## WHAT THE EXERCISE ASKS:
Search the material below for the word "Space". Copy every line that has it.

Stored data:
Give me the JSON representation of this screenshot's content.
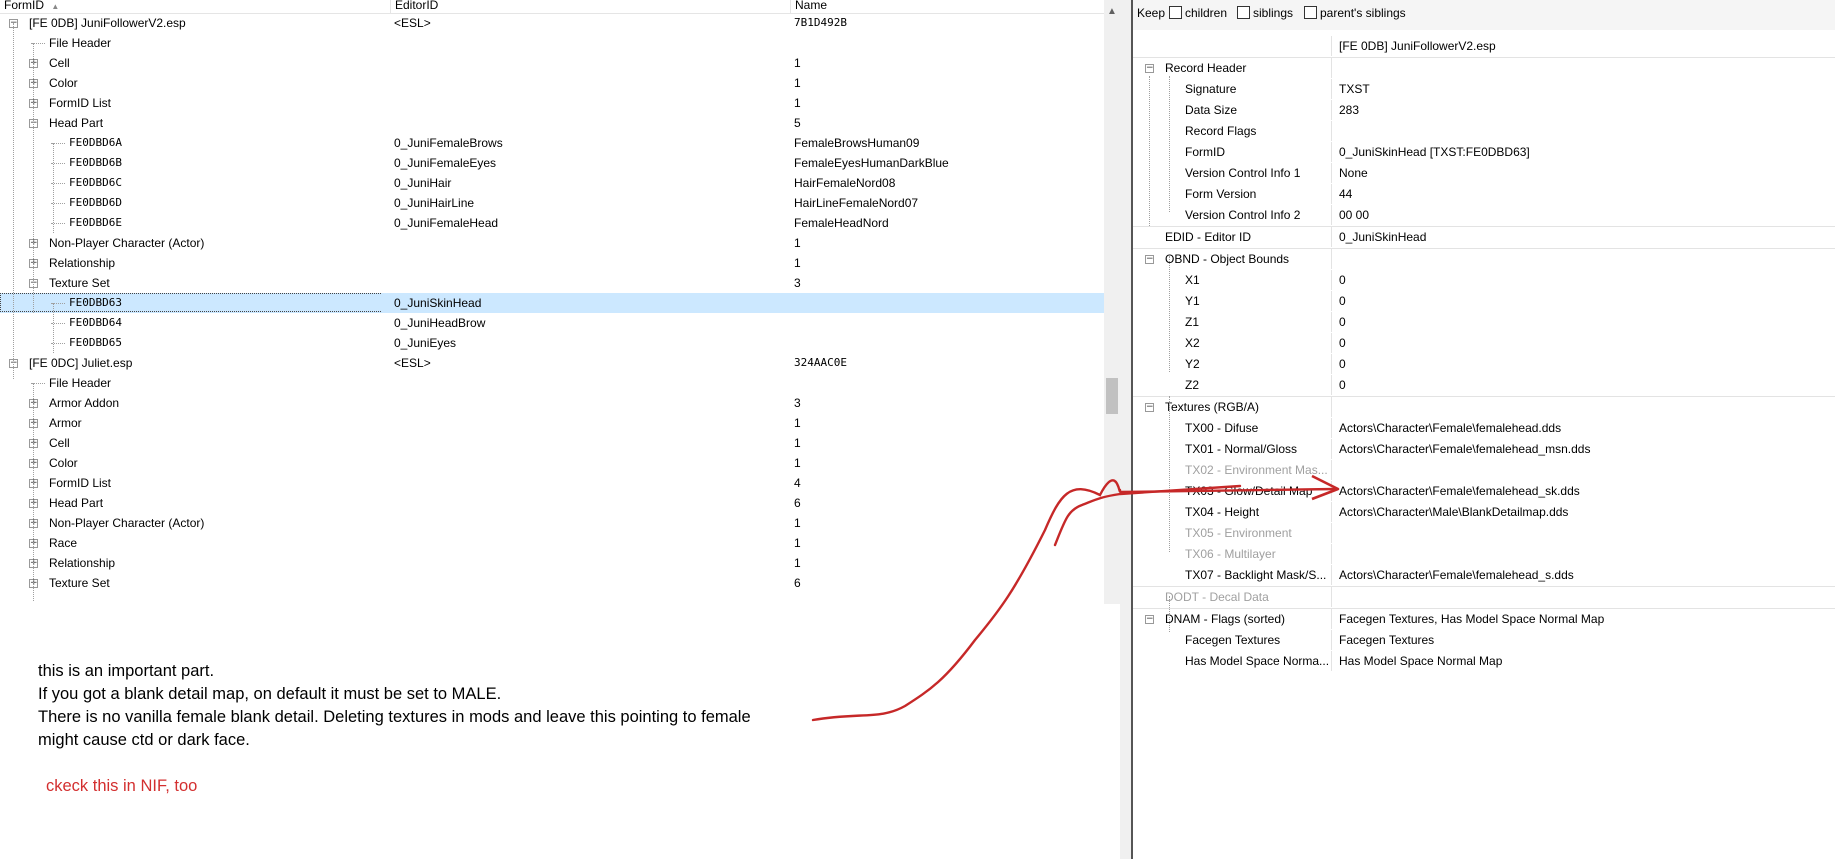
{
  "left": {
    "columns": {
      "formid": "FormID",
      "editorid": "EditorID",
      "name": "Name"
    },
    "rows": [
      {
        "c0": "[FE 0DB] JuniFollowerV2.esp",
        "c1": "<ESL>",
        "c2": "7B1D492B"
      },
      {
        "c0": "File Header",
        "c1": "",
        "c2": ""
      },
      {
        "c0": "Cell",
        "c1": "",
        "c2": "1"
      },
      {
        "c0": "Color",
        "c1": "",
        "c2": "1"
      },
      {
        "c0": "FormID List",
        "c1": "",
        "c2": "1"
      },
      {
        "c0": "Head Part",
        "c1": "",
        "c2": "5"
      },
      {
        "c0": "FE0DBD6A",
        "c1": "0_JuniFemaleBrows",
        "c2": "FemaleBrowsHuman09"
      },
      {
        "c0": "FE0DBD6B",
        "c1": "0_JuniFemaleEyes",
        "c2": "FemaleEyesHumanDarkBlue"
      },
      {
        "c0": "FE0DBD6C",
        "c1": "0_JuniHair",
        "c2": "HairFemaleNord08"
      },
      {
        "c0": "FE0DBD6D",
        "c1": "0_JuniHairLine",
        "c2": "HairLineFemaleNord07"
      },
      {
        "c0": "FE0DBD6E",
        "c1": "0_JuniFemaleHead",
        "c2": "FemaleHeadNord"
      },
      {
        "c0": "Non-Player Character (Actor)",
        "c1": "",
        "c2": "1"
      },
      {
        "c0": "Relationship",
        "c1": "",
        "c2": "1"
      },
      {
        "c0": "Texture Set",
        "c1": "",
        "c2": "3"
      },
      {
        "c0": "FE0DBD63",
        "c1": "0_JuniSkinHead",
        "c2": ""
      },
      {
        "c0": "FE0DBD64",
        "c1": "0_JuniHeadBrow",
        "c2": ""
      },
      {
        "c0": "FE0DBD65",
        "c1": "0_JuniEyes",
        "c2": ""
      },
      {
        "c0": "[FE 0DC] Juliet.esp",
        "c1": "<ESL>",
        "c2": "324AAC0E"
      },
      {
        "c0": "File Header",
        "c1": "",
        "c2": ""
      },
      {
        "c0": "Armor Addon",
        "c1": "",
        "c2": "3"
      },
      {
        "c0": "Armor",
        "c1": "",
        "c2": "1"
      },
      {
        "c0": "Cell",
        "c1": "",
        "c2": "1"
      },
      {
        "c0": "Color",
        "c1": "",
        "c2": "1"
      },
      {
        "c0": "FormID List",
        "c1": "",
        "c2": "4"
      },
      {
        "c0": "Head Part",
        "c1": "",
        "c2": "6"
      },
      {
        "c0": "Non-Player Character (Actor)",
        "c1": "",
        "c2": "1"
      },
      {
        "c0": "Race",
        "c1": "",
        "c2": "1"
      },
      {
        "c0": "Relationship",
        "c1": "",
        "c2": "1"
      },
      {
        "c0": "Texture Set",
        "c1": "",
        "c2": "6"
      }
    ]
  },
  "annotation": {
    "lines": [
      "this is an important part.",
      "If you got a blank detail map, on default it must be set to MALE.",
      "There is no vanilla female blank detail. Deleting textures in mods and leave this pointing to female",
      "might cause ctd or dark face."
    ],
    "note_red": "ckeck this in NIF, too"
  },
  "right": {
    "keep": {
      "label": "Keep",
      "children": "children",
      "siblings": "siblings",
      "parents_siblings": "parent's siblings"
    },
    "rows": [
      {
        "name": "",
        "value": "[FE 0DB] JuniFollowerV2.esp"
      },
      {
        "name": "Record Header",
        "value": ""
      },
      {
        "name": "Signature",
        "value": "TXST"
      },
      {
        "name": "Data Size",
        "value": "283"
      },
      {
        "name": "Record Flags",
        "value": ""
      },
      {
        "name": "FormID",
        "value": "0_JuniSkinHead [TXST:FE0DBD63]"
      },
      {
        "name": "Version Control Info 1",
        "value": "None"
      },
      {
        "name": "Form Version",
        "value": "44"
      },
      {
        "name": "Version Control Info 2",
        "value": "00 00"
      },
      {
        "name": "EDID - Editor ID",
        "value": "0_JuniSkinHead"
      },
      {
        "name": "OBND - Object Bounds",
        "value": ""
      },
      {
        "name": "X1",
        "value": "0"
      },
      {
        "name": "Y1",
        "value": "0"
      },
      {
        "name": "Z1",
        "value": "0"
      },
      {
        "name": "X2",
        "value": "0"
      },
      {
        "name": "Y2",
        "value": "0"
      },
      {
        "name": "Z2",
        "value": "0"
      },
      {
        "name": "Textures (RGB/A)",
        "value": ""
      },
      {
        "name": "TX00 - Difuse",
        "value": "Actors\\Character\\Female\\femalehead.dds"
      },
      {
        "name": "TX01 - Normal/Gloss",
        "value": "Actors\\Character\\Female\\femalehead_msn.dds"
      },
      {
        "name": "TX02 - Environment Mas...",
        "value": ""
      },
      {
        "name": "TX03 - Glow/Detail Map",
        "value": "Actors\\Character\\Female\\femalehead_sk.dds"
      },
      {
        "name": "TX04 - Height",
        "value": "Actors\\Character\\Male\\BlankDetailmap.dds"
      },
      {
        "name": "TX05 - Environment",
        "value": ""
      },
      {
        "name": "TX06 - Multilayer",
        "value": ""
      },
      {
        "name": "TX07 - Backlight Mask/S...",
        "value": "Actors\\Character\\Female\\femalehead_s.dds"
      },
      {
        "name": "DODT - Decal Data",
        "value": ""
      },
      {
        "name": "DNAM - Flags (sorted)",
        "value": "Facegen Textures, Has Model Space Normal Map"
      },
      {
        "name": "Facegen Textures",
        "value": "Facegen Textures"
      },
      {
        "name": "Has Model Space Norma...",
        "value": "Has Model Space Normal Map"
      }
    ]
  },
  "colors": {
    "selection": "#cce8ff",
    "annotation_red": "#d32f2f",
    "arrow": "#c62828"
  }
}
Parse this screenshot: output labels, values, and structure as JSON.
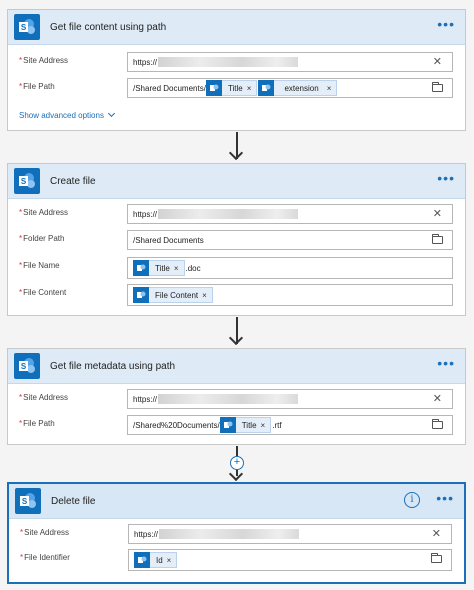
{
  "actions": [
    {
      "title": "Get file content using path",
      "fields": [
        {
          "label": "Site Address",
          "value": "https://"
        },
        {
          "label": "File Path",
          "value": "/Shared Documents/",
          "tokens": [
            {
              "label": "Title"
            },
            {
              "label": "extension"
            }
          ]
        }
      ],
      "advanced": "Show advanced options"
    },
    {
      "title": "Create file",
      "fields": [
        {
          "label": "Site Address",
          "value": "https://"
        },
        {
          "label": "Folder Path",
          "value": "/Shared Documents"
        },
        {
          "label": "File Name",
          "token": "Title",
          "suffix": ".doc"
        },
        {
          "label": "File Content",
          "token": "File Content"
        }
      ]
    },
    {
      "title": "Get file metadata using path",
      "fields": [
        {
          "label": "Site Address",
          "value": "https://"
        },
        {
          "label": "File Path",
          "value": "/Shared%20Documents/",
          "token": "Title",
          "suffix": ".rtf"
        }
      ]
    },
    {
      "title": "Delete file",
      "fields": [
        {
          "label": "Site Address",
          "value": "https://"
        },
        {
          "label": "File Identifier",
          "token": "Id"
        }
      ]
    }
  ],
  "common": {
    "required_mark": "*",
    "token_remove": "×",
    "clear_glyph": "✕",
    "more_glyph": "•••",
    "info_glyph": "i",
    "add_glyph": "+"
  },
  "icons": {
    "connector": "sharepoint-icon",
    "clear": "close-icon",
    "folder": "folder-icon",
    "more": "more-icon",
    "info": "info-icon",
    "chevron": "chevron-down-icon",
    "add": "plus-icon"
  },
  "colors": {
    "accent": "#1c6fb8",
    "header_bg": "#deebf6",
    "connector_bg": "#0f6fba",
    "required": "#d13438",
    "token_bg": "#e4eef8"
  }
}
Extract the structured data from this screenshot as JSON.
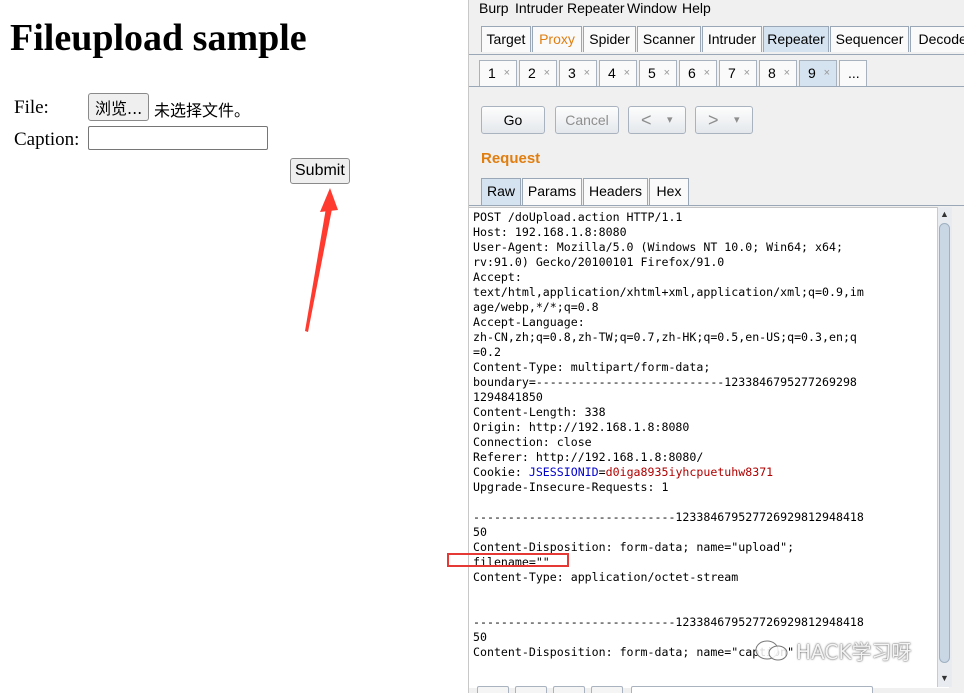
{
  "page": {
    "heading": "Fileupload sample",
    "file_label": "File:",
    "browse_label": "浏览...",
    "no_file_text": "未选择文件。",
    "caption_label": "Caption:",
    "caption_value": "",
    "submit_label": "Submit",
    "arrow_color": "#ff3b30"
  },
  "burp": {
    "menu": [
      "Burp",
      "Intruder",
      "Repeater",
      "Window",
      "Help"
    ],
    "tool_tabs": [
      "Target",
      "Proxy",
      "Spider",
      "Scanner",
      "Intruder",
      "Repeater",
      "Sequencer",
      "Decoder"
    ],
    "active_tool_tab": "Repeater",
    "highlight_tool_tab": "Proxy",
    "request_tabs": [
      "1",
      "2",
      "3",
      "4",
      "5",
      "6",
      "7",
      "8",
      "9",
      "..."
    ],
    "active_request_tab": "9",
    "close_glyph": "×",
    "go_label": "Go",
    "cancel_label": "Cancel",
    "back_label": "<",
    "forward_label": ">",
    "dropdown_glyph": "▾",
    "request_title": "Request",
    "view_tabs": [
      "Raw",
      "Params",
      "Headers",
      "Hex"
    ],
    "active_view_tab": "Raw",
    "request_lines_before": [
      "POST /doUpload.action HTTP/1.1",
      "Host: 192.168.1.8:8080",
      "User-Agent: Mozilla/5.0 (Windows NT 10.0; Win64; x64;",
      "rv:91.0) Gecko/20100101 Firefox/91.0",
      "Accept:",
      "text/html,application/xhtml+xml,application/xml;q=0.9,im",
      "age/webp,*/*;q=0.8",
      "Accept-Language:",
      "zh-CN,zh;q=0.8,zh-TW;q=0.7,zh-HK;q=0.5,en-US;q=0.3,en;q",
      "=0.2",
      "Content-Type: multipart/form-data;",
      "boundary=---------------------------1233846795277269298",
      "1294841850",
      "Content-Length: 338",
      "Origin: http://192.168.1.8:8080",
      "Connection: close",
      "Referer: http://192.168.1.8:8080/"
    ],
    "cookie_prefix": "Cookie: ",
    "cookie_key": "JSESSIONID",
    "cookie_eq": "=",
    "cookie_value": "d0iga8935iyhcpuetuhw8371",
    "request_lines_after": [
      "Upgrade-Insecure-Requests: 1",
      "",
      "-----------------------------123384679527726929812948418",
      "50",
      "Content-Disposition: form-data; name=\"upload\";",
      "filename=\"\"",
      "Content-Type: application/octet-stream",
      "",
      "",
      "-----------------------------123384679527726929812948418",
      "50",
      "Content-Disposition: form-data; name=\"caption\""
    ],
    "highlight_color": "#e53935",
    "accent_color": "#e07e10",
    "scroll_up_glyph": "▲",
    "scroll_down_glyph": "▼"
  },
  "watermark": "HACK学习呀"
}
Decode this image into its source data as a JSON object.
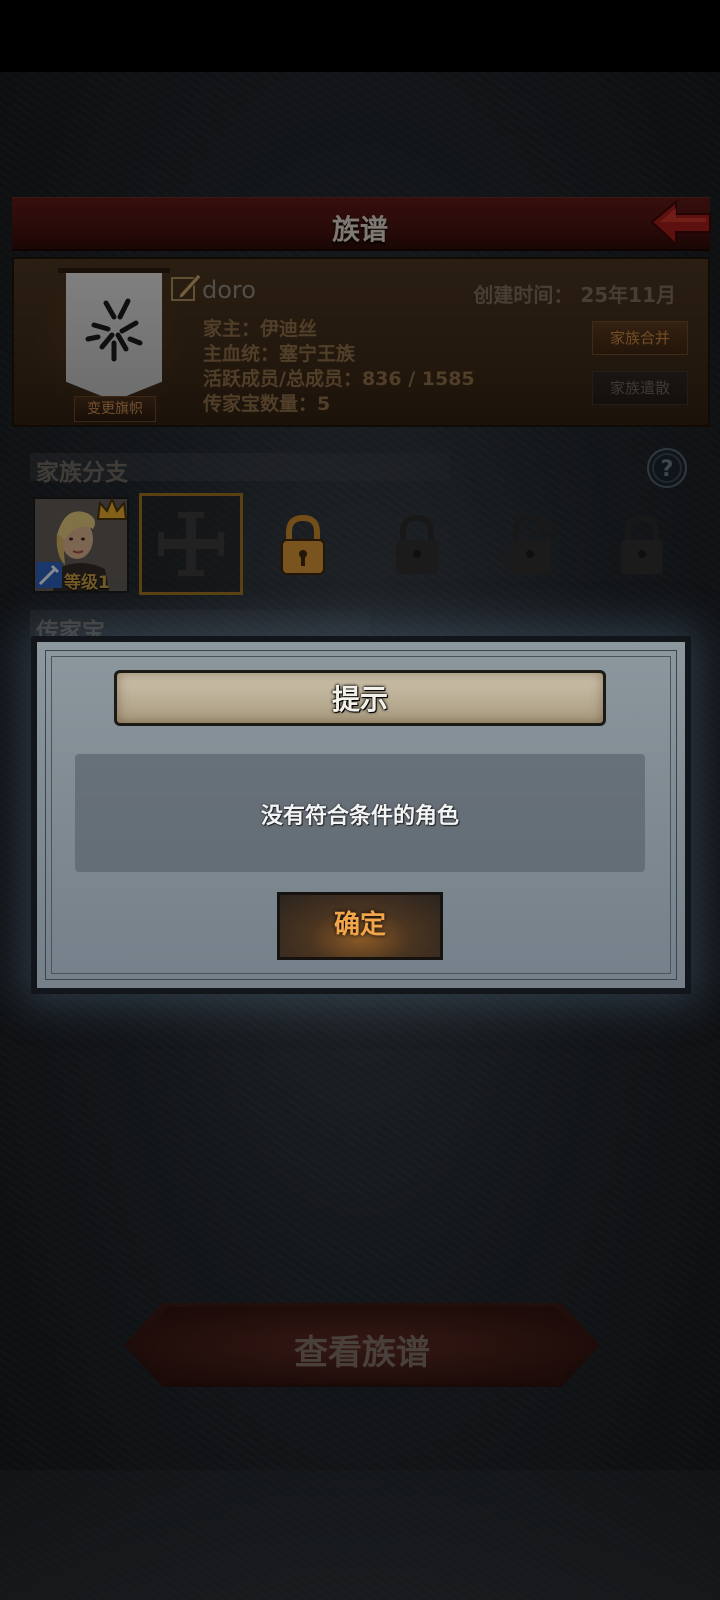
{
  "header": {
    "title": "族谱"
  },
  "family": {
    "name": "doro",
    "created_label": "创建时间：",
    "created_value": "25年11月",
    "head_line": "家主：伊迪丝",
    "bloodline_line": "主血统：塞宁王族",
    "members_line": "活跃成员/总成员：836 / 1585",
    "heirloom_line": "传家宝数量：5",
    "change_flag_label": "变更旗帜",
    "merge_label": "家族合并",
    "disband_label": "家族遣散"
  },
  "branch": {
    "title": "家族分支",
    "member_level": "等级1"
  },
  "heirloom": {
    "title": "传家宝"
  },
  "dialog": {
    "title": "提示",
    "message": "没有符合条件的角色",
    "confirm_label": "确定"
  },
  "footer": {
    "view_tree_label": "查看族谱"
  },
  "colors": {
    "title_bar": "#4a1411",
    "accent_gold": "#c8863e",
    "back_arrow": "#b0221c"
  }
}
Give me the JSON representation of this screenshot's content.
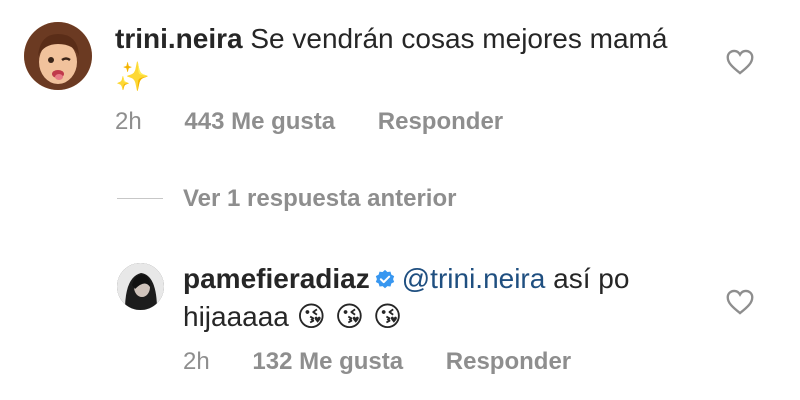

## OUTPUT OF THE EXERCISE:
        "value": "Facegen Textures, Has Model Space Normal Map"
        "name": "Has Model Space Norma...",
        "value": "Has Model Space Normal Map"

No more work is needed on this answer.